[Start of Provided data]
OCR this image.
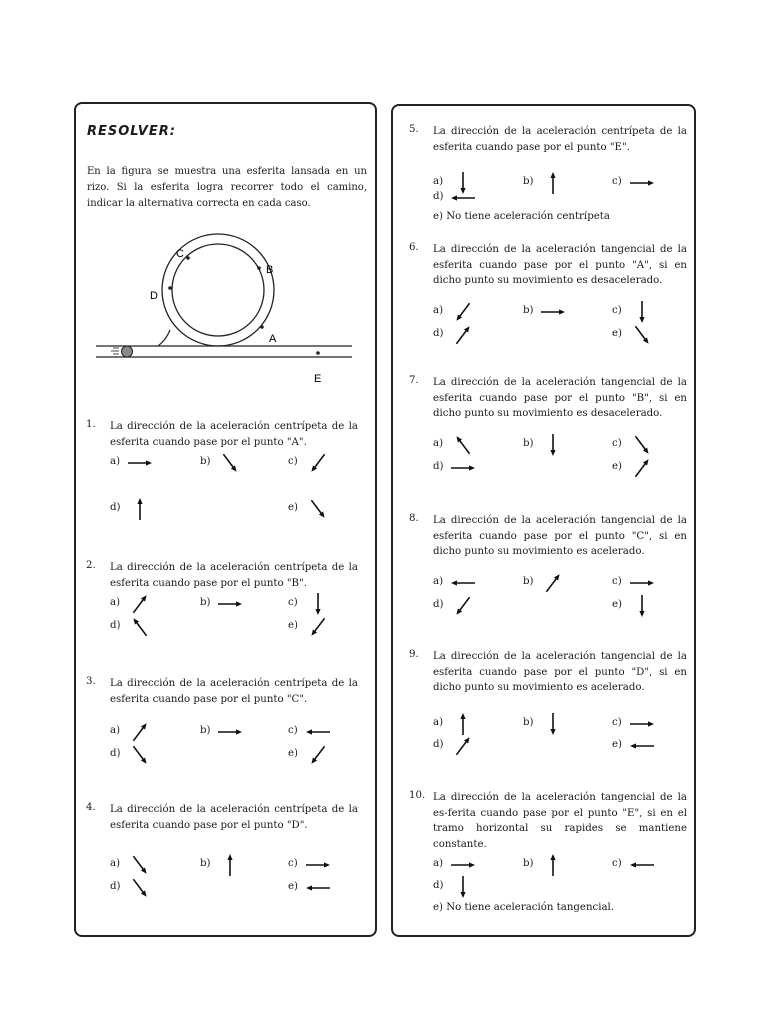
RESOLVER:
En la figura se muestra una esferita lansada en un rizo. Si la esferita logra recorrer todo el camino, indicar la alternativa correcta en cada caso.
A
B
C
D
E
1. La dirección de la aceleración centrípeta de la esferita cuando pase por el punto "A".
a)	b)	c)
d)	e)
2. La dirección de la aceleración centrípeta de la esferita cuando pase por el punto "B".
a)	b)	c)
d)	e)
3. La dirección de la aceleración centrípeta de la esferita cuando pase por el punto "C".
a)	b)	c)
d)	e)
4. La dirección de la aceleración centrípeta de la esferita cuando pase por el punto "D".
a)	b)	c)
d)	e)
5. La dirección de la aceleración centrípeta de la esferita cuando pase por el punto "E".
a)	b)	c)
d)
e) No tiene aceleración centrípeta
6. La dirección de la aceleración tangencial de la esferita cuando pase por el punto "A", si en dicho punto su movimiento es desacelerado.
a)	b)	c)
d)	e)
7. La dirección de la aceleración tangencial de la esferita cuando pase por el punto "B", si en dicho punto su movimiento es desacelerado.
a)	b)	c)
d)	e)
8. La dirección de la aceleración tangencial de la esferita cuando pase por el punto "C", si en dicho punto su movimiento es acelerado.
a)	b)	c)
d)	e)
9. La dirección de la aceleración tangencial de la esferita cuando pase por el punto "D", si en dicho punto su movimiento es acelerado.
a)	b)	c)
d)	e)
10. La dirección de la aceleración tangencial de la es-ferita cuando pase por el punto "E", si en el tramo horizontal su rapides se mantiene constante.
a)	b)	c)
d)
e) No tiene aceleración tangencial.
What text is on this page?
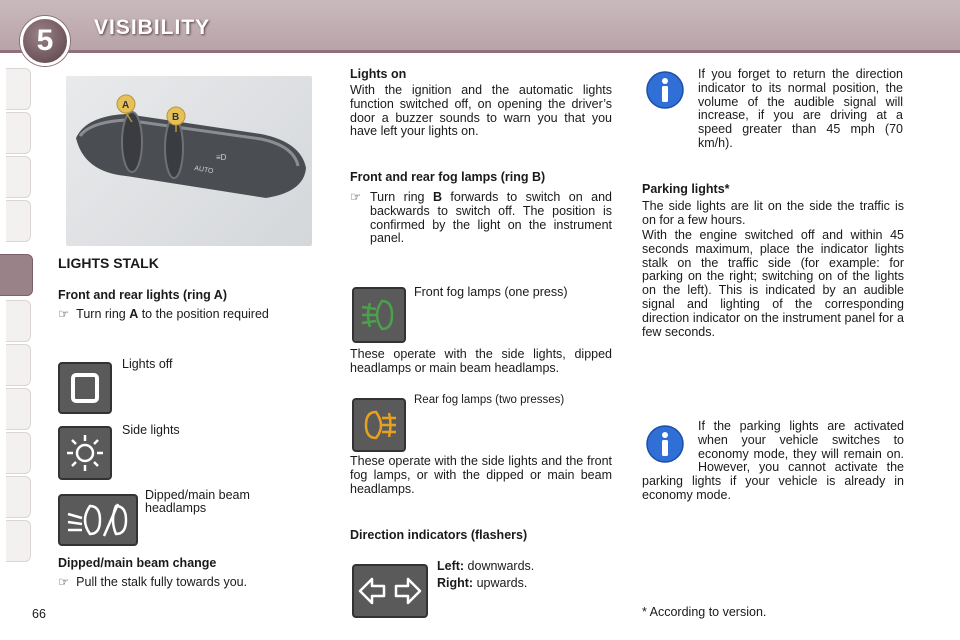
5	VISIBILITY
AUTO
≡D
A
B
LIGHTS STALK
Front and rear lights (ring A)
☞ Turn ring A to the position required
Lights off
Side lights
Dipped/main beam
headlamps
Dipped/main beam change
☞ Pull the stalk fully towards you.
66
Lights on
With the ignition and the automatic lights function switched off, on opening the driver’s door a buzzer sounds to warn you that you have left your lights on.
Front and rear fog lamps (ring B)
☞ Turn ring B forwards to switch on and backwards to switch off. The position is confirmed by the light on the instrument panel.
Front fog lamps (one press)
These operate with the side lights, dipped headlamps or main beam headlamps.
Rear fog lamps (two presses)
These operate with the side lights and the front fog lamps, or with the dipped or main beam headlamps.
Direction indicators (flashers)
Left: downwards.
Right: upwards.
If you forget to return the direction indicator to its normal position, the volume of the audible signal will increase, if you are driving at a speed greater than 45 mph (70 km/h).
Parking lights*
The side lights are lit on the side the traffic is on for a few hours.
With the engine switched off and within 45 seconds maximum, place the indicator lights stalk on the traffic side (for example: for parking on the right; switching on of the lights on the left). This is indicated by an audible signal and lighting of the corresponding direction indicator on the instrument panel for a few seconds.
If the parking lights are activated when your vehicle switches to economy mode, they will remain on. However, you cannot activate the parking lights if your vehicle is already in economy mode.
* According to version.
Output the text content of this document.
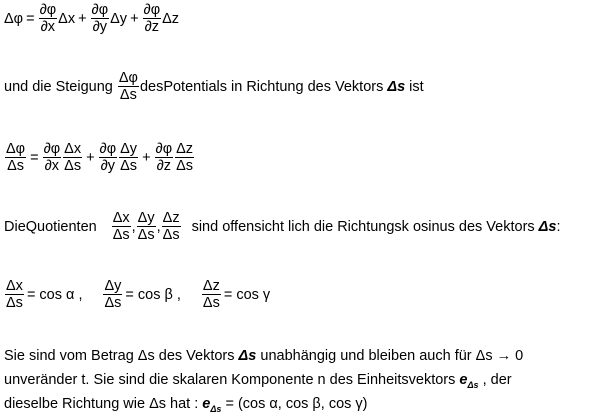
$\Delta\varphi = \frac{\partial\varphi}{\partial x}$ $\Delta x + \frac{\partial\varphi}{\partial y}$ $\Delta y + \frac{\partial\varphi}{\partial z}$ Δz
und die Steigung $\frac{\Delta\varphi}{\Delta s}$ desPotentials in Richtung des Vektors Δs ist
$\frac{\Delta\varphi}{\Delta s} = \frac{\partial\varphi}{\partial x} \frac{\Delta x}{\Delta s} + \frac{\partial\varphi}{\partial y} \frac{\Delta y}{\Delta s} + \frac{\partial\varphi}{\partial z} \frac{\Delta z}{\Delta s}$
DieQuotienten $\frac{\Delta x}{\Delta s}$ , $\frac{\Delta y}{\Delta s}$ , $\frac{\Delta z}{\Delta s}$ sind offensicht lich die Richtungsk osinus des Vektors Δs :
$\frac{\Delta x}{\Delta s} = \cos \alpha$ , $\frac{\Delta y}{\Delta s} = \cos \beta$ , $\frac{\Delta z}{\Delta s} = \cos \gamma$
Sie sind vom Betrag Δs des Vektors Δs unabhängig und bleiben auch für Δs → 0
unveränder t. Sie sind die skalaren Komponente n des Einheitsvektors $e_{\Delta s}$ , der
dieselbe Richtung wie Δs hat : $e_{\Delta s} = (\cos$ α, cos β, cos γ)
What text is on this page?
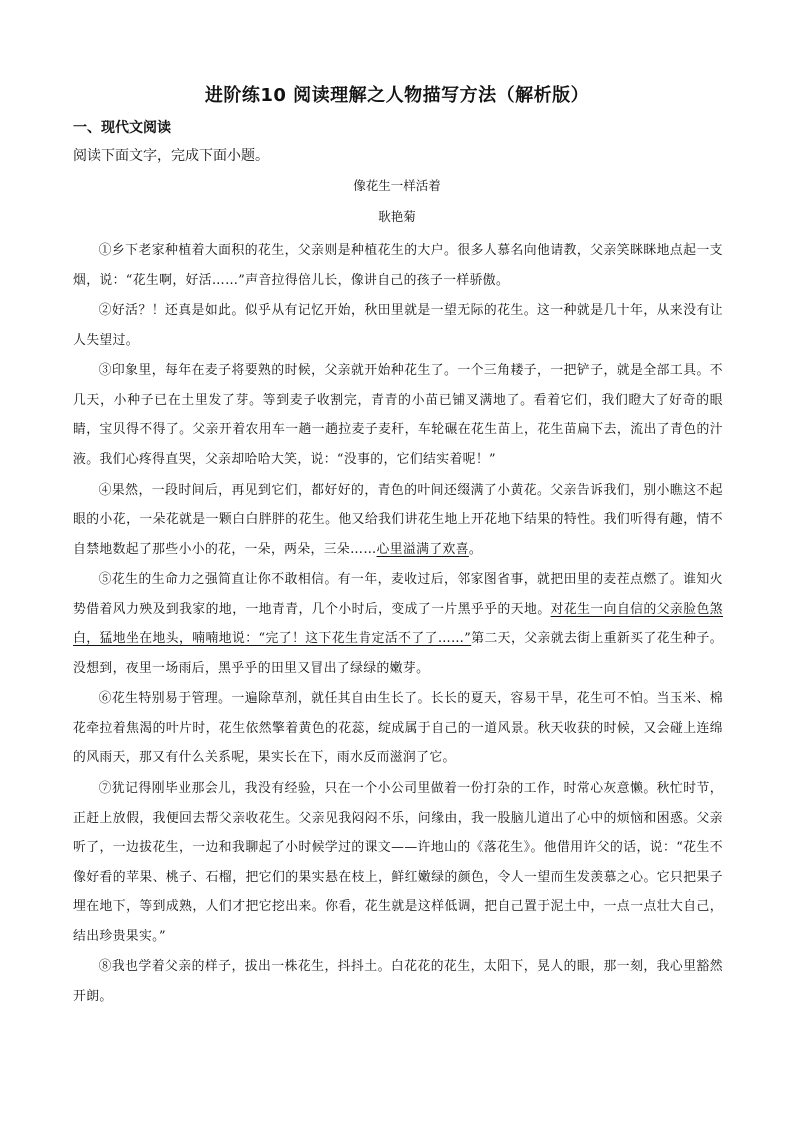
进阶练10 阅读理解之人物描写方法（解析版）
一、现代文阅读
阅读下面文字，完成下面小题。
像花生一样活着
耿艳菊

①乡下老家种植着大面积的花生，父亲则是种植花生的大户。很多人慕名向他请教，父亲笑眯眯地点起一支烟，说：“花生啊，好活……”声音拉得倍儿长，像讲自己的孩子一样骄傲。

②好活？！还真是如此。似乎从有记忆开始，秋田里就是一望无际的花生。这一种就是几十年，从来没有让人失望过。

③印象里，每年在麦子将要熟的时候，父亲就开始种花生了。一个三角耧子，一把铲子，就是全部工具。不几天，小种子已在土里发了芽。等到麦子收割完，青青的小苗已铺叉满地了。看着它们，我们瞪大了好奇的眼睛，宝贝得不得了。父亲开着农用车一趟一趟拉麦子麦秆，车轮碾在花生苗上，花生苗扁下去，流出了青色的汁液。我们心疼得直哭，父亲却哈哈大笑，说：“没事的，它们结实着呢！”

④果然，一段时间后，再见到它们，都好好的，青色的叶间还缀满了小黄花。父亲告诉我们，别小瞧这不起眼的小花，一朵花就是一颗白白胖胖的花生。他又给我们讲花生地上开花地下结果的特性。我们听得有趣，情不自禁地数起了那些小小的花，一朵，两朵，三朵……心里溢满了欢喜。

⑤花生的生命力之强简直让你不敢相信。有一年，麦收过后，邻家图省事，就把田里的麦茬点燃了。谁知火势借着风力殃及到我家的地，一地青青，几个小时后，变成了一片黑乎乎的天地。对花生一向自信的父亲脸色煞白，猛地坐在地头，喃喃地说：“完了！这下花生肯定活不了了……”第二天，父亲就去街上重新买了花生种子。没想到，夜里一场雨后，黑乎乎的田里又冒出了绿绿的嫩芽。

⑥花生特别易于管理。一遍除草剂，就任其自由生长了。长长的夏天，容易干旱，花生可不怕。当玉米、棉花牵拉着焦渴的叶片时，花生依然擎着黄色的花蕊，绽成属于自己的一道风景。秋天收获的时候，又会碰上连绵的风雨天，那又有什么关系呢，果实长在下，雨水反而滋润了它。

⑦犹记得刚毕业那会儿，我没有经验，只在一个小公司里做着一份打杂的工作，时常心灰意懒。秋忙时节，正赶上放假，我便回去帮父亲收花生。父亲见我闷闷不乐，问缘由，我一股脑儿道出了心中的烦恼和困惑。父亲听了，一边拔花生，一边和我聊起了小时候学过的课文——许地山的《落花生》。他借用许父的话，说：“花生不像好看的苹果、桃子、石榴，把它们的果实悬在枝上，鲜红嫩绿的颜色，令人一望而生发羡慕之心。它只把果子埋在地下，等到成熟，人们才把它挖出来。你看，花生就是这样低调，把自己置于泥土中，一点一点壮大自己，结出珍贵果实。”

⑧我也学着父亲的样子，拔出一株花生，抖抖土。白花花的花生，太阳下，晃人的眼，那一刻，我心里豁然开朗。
[End of Provided data]
Lines of the listing that contain the word "partial" are to be counted; report only their number.

Complete output
2